### AUSGANGSTEXT
========

Donnerstag, 13. Oktober 2016

Freibildner

Freibildner


Was hat mich dazu bewogen meine Kinder aus dem Schulsystem zu nehmen und ein freibestimmtes Leben zu leben.Um dies nachvollziehen zu können hole ich ein bisschen aus.
Als ich ein Kind war sagte man mir nach, ich sei verträumt und man wisse nicht so recht, woran man bei mir ist. Ich bin nicht greifbar und nicht einzuordnen. (Ich vermute das ist heute noch immer so;)).
Tja, mein anscheinend verträumtes Erscheinen wird wohl daher kommen, dass ich die Anderswelt sah und auch wieder sehe. Und ich habe als Kind schon immer alles hinterfragt.
Meine Ansprechpartner waren die geistigen Wesenheiten, wie Elfen, Feen, Meister, Engel sowie auch mein "höheres Selbst".
Die physischen Mitlebenden hatten oft keine befriedigende Antwort für mich dabei.
In der Schule sah ich den Sinn nicht von dieser ganzen Auswendiglernerei. Da ja, bei mir zumindest, nach einer Woche das meiste wieder aus meinem Gedächtnis raus gefunden hat.
Ein Jahr früher als Pflicht war habe ich dann auch die Schule abgebrochen. Ich begab mich auf Globetrotters Wegen.
Mit 17 Jahren kam meine Tochter auf die Welt, die mein Travellerdasein bis zu ihrem neunten Lebensjahr miterleben durfte.




Danach habe ich sie eingeschult. Weil ich aus irgendwelchen Gründen "Erwachsen" sein wollte und halt das "Richtige" machen wie die anderen Mütter. Die anderen Mütter waren damals mindestens 10 Jahre älter. Halt so leben wie es sich gehört.

========

### ERFASSTE ANGABEN
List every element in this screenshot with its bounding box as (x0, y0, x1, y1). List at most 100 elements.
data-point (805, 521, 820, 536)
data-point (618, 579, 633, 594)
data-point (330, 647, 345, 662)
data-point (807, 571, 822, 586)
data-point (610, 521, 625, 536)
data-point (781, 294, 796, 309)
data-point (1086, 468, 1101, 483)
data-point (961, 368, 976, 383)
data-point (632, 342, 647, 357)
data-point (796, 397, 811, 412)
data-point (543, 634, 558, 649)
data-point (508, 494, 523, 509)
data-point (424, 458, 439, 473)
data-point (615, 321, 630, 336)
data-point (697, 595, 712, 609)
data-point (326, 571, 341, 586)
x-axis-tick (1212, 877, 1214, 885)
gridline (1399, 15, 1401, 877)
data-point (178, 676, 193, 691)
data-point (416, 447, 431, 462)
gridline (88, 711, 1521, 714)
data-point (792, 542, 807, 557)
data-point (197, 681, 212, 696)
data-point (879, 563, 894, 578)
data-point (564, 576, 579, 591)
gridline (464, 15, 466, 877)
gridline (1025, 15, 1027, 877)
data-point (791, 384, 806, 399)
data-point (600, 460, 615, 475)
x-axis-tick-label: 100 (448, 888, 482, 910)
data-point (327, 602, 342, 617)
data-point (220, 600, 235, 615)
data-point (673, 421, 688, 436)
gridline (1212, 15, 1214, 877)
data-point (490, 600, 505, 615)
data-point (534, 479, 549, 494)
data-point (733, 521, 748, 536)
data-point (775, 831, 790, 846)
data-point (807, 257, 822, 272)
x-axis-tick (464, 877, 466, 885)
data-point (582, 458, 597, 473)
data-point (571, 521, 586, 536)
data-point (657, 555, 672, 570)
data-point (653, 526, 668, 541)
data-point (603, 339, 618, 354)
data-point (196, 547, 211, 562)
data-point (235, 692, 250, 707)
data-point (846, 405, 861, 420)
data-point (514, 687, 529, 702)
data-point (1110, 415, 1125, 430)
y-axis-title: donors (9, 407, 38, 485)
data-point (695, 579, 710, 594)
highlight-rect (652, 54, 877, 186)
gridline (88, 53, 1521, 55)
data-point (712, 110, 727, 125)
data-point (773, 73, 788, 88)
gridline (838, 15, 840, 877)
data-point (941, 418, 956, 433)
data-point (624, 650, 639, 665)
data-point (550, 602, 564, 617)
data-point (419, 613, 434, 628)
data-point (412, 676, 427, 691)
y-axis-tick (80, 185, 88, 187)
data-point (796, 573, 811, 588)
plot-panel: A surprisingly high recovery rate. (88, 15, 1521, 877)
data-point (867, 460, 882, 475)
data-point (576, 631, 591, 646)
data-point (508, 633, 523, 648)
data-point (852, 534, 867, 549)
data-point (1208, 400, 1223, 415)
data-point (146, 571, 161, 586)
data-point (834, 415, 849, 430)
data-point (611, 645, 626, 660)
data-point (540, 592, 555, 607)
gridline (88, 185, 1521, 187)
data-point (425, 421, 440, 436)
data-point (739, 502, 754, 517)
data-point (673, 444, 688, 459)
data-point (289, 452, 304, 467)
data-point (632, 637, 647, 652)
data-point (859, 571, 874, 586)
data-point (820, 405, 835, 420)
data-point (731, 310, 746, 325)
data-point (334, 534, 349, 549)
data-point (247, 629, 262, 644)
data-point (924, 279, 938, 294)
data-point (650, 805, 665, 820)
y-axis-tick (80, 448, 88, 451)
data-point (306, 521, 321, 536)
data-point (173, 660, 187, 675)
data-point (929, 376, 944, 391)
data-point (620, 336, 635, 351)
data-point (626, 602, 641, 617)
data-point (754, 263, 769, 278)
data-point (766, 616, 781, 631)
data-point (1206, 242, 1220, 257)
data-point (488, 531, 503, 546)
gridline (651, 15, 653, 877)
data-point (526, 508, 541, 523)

========

### AUFGABE
Gib den Text über Freibildner beginnend bei „Tja, mein anscheinend“ und endend mit „auf Globetrotters Wegen.“ erneut wieder. Ändere dabei „Auswendiglernerei“ in „Paukerei“. Die Einträge stammen aus einer anderen Quelle.

### ERGEBNIS
Tja, mein anscheinend verträumtes Erscheinen wird wohl daher kommen, dass ich die Anderswelt sah und auch wieder sehe. Und ich habe als Kind schon immer alles hinterfragt.
Meine Ansprechpartner waren die geistigen Wesenheiten, wie Elfen, Feen, Meister, Engel sowie auch mein "höheres Selbst".
Die physischen Mitlebenden hatten oft keine befriedigende Antwort für mich dabei.
In der Schule sah ich den Sinn nicht von dieser ganzen Paukerei. Da ja, bei mir zumindest, nach einer Woche das meiste wieder aus meinem Gedächtnis raus gefunden hat.
Ein Jahr früher als Pflicht war habe ich dann auch die Schule abgebrochen. Ich begab mich auf Globetrotters Wegen.